**What is asked:** Find the lines of data that contain the string "this", then list them.

········

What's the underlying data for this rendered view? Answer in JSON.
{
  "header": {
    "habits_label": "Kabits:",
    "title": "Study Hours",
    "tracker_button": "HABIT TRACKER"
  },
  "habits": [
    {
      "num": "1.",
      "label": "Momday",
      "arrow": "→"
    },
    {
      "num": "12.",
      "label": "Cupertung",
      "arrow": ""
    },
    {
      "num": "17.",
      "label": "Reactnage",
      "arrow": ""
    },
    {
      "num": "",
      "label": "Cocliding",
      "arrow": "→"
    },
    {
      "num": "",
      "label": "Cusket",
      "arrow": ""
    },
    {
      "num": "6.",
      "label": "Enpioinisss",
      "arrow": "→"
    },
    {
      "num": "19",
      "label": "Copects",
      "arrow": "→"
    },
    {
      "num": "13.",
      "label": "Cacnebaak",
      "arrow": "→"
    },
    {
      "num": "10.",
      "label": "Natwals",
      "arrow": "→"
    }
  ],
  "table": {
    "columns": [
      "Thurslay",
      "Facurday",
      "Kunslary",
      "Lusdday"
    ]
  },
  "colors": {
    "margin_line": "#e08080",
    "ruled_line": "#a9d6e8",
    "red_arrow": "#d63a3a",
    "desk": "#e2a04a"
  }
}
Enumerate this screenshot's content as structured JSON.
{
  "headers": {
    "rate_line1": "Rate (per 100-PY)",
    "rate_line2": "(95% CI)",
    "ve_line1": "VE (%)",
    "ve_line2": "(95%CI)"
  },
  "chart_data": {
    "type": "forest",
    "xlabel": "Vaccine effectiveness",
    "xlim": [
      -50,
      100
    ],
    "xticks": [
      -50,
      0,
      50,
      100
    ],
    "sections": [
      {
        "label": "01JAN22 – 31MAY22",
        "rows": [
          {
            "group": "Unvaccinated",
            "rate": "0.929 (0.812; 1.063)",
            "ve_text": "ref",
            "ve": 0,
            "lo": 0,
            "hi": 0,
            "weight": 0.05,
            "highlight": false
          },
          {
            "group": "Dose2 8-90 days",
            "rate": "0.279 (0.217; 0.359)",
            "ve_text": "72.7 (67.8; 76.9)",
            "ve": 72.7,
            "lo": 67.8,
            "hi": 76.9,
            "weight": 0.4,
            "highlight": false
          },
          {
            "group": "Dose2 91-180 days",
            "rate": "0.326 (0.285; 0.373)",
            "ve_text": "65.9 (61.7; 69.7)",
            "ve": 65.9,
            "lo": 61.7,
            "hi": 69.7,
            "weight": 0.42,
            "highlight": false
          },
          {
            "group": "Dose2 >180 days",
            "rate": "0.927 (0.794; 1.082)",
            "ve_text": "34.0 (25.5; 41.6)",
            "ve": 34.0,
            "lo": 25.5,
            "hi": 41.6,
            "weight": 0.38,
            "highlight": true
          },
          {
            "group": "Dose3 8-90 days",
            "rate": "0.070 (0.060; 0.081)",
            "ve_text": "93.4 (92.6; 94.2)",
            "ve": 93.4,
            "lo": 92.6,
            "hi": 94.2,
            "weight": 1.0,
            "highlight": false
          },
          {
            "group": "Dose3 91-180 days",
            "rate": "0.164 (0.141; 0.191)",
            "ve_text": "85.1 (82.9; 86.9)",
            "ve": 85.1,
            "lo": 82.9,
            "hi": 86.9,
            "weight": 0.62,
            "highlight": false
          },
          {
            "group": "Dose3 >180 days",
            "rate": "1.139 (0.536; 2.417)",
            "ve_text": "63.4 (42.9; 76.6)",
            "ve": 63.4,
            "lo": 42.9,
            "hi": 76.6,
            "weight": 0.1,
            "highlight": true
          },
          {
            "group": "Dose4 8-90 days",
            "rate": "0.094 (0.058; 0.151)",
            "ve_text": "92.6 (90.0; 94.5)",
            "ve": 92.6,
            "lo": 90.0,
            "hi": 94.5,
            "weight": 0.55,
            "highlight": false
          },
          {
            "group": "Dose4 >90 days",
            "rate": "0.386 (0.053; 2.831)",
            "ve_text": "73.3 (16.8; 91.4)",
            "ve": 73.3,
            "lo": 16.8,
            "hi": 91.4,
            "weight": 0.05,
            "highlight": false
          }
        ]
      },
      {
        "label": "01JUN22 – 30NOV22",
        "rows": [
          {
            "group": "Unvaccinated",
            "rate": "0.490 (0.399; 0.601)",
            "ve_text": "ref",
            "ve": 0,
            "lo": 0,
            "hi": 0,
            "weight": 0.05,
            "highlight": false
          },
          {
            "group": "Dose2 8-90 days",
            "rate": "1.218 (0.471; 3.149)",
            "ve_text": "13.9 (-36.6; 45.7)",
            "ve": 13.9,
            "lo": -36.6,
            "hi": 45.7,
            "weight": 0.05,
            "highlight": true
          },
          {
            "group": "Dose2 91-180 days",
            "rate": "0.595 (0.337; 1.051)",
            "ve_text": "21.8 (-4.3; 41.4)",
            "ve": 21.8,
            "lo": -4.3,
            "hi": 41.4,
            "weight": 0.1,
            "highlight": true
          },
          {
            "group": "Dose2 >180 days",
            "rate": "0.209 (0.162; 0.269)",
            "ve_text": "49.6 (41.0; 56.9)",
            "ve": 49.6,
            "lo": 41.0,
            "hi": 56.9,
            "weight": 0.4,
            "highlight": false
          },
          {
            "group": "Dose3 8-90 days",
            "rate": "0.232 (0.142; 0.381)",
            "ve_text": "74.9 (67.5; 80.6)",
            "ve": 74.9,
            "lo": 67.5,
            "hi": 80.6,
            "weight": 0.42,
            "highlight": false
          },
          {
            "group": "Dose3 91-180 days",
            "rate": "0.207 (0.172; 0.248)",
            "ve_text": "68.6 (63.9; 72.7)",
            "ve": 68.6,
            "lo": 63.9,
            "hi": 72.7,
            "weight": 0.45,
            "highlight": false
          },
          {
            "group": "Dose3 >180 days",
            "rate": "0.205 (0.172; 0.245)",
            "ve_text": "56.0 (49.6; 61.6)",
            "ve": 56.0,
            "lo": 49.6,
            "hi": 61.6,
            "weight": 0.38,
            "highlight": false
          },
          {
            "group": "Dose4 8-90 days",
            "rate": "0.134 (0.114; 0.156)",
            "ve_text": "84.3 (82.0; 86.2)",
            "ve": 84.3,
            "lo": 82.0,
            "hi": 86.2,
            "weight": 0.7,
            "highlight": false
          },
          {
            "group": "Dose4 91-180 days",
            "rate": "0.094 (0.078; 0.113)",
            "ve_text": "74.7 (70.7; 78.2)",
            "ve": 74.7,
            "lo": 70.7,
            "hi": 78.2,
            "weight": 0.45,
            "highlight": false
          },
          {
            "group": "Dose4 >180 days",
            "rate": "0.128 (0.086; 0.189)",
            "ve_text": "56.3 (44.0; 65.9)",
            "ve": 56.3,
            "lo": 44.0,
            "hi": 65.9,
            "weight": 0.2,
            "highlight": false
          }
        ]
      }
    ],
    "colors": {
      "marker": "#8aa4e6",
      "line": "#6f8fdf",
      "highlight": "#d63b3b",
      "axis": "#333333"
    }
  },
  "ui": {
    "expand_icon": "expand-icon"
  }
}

········

**Finished exercise:**
What's the underlying data for this rendered view? Answer in JSON.
Enumerate this screenshot's content as structured JSON.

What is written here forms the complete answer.